**GIVEN PROBLEM**
Locate every line that holds the string "mirada" and copy it.

**INFORMATION GIVEN**
* * * * * * * * *

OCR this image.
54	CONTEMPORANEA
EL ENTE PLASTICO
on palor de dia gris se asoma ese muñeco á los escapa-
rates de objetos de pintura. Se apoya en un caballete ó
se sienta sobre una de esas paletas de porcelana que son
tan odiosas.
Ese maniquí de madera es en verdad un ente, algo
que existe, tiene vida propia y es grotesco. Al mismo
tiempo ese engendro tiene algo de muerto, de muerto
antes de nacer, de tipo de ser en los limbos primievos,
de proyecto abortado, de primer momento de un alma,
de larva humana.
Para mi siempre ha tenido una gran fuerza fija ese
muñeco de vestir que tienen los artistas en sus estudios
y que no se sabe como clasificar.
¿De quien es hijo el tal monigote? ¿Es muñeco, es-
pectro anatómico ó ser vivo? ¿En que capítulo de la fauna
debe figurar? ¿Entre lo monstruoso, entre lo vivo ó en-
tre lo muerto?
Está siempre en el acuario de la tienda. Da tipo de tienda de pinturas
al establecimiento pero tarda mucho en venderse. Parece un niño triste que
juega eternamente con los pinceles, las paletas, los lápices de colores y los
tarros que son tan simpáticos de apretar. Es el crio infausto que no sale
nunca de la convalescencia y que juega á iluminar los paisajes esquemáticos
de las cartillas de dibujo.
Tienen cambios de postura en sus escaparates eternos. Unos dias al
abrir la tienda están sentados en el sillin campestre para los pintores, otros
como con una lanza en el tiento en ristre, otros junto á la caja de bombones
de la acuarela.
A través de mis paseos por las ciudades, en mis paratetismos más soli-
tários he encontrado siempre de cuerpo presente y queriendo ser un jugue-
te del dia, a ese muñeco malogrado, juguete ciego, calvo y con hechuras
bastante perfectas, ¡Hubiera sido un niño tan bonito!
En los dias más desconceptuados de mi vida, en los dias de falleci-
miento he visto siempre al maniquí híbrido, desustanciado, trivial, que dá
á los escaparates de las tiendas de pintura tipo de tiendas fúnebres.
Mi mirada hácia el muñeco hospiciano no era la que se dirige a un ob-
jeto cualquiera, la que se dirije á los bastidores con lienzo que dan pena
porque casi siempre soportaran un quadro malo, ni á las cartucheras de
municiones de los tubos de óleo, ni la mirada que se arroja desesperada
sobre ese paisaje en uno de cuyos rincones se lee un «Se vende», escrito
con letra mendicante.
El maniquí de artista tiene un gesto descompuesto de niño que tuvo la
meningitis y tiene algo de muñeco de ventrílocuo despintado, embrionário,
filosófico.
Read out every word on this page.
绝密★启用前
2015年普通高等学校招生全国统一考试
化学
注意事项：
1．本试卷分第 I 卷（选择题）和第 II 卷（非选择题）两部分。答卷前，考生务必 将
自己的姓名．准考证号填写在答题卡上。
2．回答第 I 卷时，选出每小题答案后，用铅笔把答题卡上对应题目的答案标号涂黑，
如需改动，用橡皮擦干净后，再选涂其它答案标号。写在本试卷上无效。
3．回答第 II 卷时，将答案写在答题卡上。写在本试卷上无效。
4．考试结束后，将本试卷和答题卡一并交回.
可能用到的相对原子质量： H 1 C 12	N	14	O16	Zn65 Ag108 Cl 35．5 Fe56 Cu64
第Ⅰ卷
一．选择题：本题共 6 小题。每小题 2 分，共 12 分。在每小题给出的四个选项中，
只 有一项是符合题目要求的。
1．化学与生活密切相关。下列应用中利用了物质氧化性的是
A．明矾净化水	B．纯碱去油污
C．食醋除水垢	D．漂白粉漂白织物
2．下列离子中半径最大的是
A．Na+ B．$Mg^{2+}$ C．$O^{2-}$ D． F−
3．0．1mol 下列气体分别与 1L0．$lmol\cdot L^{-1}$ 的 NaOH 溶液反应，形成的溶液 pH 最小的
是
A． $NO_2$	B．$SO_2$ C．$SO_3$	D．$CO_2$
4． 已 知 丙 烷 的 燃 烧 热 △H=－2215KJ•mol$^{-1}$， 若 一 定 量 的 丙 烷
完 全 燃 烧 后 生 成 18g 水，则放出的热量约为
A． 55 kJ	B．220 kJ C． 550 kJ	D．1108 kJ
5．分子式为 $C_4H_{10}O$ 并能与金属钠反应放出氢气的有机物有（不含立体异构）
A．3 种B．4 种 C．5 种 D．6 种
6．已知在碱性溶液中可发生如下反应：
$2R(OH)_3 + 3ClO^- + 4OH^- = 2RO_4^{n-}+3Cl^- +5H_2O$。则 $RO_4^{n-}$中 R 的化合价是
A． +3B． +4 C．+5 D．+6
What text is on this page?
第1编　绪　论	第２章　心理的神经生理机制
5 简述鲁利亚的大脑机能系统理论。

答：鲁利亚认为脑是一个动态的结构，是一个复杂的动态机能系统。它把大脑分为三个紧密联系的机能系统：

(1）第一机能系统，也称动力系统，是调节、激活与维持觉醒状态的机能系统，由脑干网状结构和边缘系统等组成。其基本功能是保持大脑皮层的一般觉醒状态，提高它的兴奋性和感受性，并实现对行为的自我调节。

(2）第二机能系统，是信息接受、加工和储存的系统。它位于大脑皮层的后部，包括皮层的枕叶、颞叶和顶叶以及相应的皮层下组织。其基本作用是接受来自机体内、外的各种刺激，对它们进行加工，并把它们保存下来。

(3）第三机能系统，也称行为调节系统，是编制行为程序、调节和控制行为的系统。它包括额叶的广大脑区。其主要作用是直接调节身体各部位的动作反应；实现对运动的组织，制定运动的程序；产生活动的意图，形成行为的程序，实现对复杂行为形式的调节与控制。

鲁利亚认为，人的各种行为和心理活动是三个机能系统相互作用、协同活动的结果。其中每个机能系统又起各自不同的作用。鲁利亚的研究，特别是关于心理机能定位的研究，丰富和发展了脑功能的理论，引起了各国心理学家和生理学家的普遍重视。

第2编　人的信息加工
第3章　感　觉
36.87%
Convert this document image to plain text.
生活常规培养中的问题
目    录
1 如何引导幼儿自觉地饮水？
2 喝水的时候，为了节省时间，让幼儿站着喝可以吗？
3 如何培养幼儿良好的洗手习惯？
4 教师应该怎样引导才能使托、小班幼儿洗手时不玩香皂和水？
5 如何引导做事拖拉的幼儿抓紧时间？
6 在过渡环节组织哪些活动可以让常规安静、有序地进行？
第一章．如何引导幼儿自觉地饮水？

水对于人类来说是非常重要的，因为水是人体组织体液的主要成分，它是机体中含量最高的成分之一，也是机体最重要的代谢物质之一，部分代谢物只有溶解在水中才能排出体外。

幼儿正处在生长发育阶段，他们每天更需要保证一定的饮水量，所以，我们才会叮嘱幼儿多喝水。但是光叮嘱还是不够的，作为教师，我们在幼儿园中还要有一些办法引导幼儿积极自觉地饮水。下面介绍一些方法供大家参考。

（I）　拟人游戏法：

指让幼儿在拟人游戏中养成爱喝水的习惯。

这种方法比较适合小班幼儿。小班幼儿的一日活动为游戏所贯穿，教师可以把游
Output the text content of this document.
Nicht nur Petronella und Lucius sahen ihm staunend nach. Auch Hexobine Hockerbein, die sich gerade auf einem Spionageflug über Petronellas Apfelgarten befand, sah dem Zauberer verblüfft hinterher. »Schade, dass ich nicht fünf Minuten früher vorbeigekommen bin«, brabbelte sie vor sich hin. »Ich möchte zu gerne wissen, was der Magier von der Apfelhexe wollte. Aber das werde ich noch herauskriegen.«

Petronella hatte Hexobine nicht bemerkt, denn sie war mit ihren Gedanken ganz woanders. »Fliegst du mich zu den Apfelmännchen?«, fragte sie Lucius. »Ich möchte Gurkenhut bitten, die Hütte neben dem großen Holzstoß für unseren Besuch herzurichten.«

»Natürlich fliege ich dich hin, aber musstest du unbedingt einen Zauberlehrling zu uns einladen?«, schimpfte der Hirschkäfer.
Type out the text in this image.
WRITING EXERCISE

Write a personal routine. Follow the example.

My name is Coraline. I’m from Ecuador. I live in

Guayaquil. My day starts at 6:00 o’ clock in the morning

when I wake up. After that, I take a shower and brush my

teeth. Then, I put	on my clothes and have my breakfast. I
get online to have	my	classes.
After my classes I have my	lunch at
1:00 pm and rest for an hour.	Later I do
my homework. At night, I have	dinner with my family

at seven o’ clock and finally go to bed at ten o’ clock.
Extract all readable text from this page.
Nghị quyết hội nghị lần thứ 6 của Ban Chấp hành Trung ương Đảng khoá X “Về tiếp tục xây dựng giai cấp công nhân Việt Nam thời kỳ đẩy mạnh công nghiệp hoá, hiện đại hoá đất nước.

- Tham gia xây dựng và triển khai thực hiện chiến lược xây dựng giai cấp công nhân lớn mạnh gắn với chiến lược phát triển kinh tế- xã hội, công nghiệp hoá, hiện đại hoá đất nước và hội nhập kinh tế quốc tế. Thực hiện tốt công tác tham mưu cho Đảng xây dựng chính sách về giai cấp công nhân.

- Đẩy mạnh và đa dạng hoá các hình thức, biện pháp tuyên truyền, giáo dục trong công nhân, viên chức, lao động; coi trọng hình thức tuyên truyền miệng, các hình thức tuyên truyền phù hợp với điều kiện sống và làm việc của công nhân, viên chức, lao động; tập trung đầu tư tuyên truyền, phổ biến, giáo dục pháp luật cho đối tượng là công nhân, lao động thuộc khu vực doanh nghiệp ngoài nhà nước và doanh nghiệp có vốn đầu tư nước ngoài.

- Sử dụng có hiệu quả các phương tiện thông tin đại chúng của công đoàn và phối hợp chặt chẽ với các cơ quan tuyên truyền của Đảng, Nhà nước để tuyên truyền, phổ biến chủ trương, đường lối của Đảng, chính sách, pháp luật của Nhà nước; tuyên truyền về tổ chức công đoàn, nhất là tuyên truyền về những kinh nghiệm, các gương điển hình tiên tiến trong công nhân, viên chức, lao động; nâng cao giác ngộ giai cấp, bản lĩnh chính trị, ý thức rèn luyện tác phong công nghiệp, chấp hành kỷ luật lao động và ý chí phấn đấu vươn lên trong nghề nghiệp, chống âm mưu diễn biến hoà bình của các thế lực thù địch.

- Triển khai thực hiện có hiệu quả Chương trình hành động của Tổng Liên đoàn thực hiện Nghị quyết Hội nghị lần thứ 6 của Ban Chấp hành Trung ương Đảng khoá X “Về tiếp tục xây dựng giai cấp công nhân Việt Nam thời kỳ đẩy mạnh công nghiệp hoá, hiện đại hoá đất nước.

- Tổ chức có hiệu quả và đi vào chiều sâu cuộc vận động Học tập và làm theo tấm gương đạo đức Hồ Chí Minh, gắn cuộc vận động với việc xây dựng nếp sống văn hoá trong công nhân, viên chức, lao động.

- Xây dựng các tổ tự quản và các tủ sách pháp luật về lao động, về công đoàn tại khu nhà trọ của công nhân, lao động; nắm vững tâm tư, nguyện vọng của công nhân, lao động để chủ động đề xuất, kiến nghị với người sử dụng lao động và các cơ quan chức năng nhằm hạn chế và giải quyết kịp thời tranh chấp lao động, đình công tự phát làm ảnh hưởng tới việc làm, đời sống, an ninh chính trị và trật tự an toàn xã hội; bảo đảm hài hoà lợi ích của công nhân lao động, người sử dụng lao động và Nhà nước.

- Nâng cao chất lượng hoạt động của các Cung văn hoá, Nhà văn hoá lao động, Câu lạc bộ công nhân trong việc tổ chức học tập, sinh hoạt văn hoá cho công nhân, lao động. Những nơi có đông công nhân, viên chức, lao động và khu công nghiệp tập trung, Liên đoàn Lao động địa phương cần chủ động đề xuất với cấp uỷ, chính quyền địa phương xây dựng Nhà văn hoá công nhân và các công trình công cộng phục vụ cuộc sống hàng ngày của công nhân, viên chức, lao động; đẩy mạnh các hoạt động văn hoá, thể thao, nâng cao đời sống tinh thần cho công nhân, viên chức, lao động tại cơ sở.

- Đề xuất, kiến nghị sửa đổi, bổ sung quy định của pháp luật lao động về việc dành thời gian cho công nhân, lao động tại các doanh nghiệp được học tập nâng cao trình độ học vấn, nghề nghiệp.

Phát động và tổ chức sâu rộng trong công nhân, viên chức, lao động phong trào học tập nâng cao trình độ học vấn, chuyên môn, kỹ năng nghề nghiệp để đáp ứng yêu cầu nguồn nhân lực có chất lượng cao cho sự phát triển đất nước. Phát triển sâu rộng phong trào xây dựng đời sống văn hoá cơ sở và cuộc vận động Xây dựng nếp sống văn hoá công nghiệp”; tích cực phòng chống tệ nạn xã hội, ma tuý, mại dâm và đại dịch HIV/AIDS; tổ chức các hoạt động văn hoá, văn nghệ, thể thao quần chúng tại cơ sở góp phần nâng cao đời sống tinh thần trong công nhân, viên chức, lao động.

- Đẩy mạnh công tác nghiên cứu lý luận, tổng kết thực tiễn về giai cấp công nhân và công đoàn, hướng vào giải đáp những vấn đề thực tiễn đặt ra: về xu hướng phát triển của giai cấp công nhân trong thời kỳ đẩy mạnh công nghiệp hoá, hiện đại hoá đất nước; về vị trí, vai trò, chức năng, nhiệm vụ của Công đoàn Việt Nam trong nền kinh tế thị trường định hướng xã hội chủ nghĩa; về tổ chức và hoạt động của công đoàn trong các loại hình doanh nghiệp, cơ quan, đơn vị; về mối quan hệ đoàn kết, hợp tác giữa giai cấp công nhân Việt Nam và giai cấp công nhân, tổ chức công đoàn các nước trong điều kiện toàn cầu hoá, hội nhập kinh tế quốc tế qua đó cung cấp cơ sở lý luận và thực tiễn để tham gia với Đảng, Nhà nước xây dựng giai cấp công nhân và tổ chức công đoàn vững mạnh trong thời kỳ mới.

* * * * * * * * *

**EXERCISE RESULT**
Mi mirada hácia el muñeco hospiciano no era la que se dirige a un ob-
municiones de los tubos de óleo, ni la mirada que se arroja desesperada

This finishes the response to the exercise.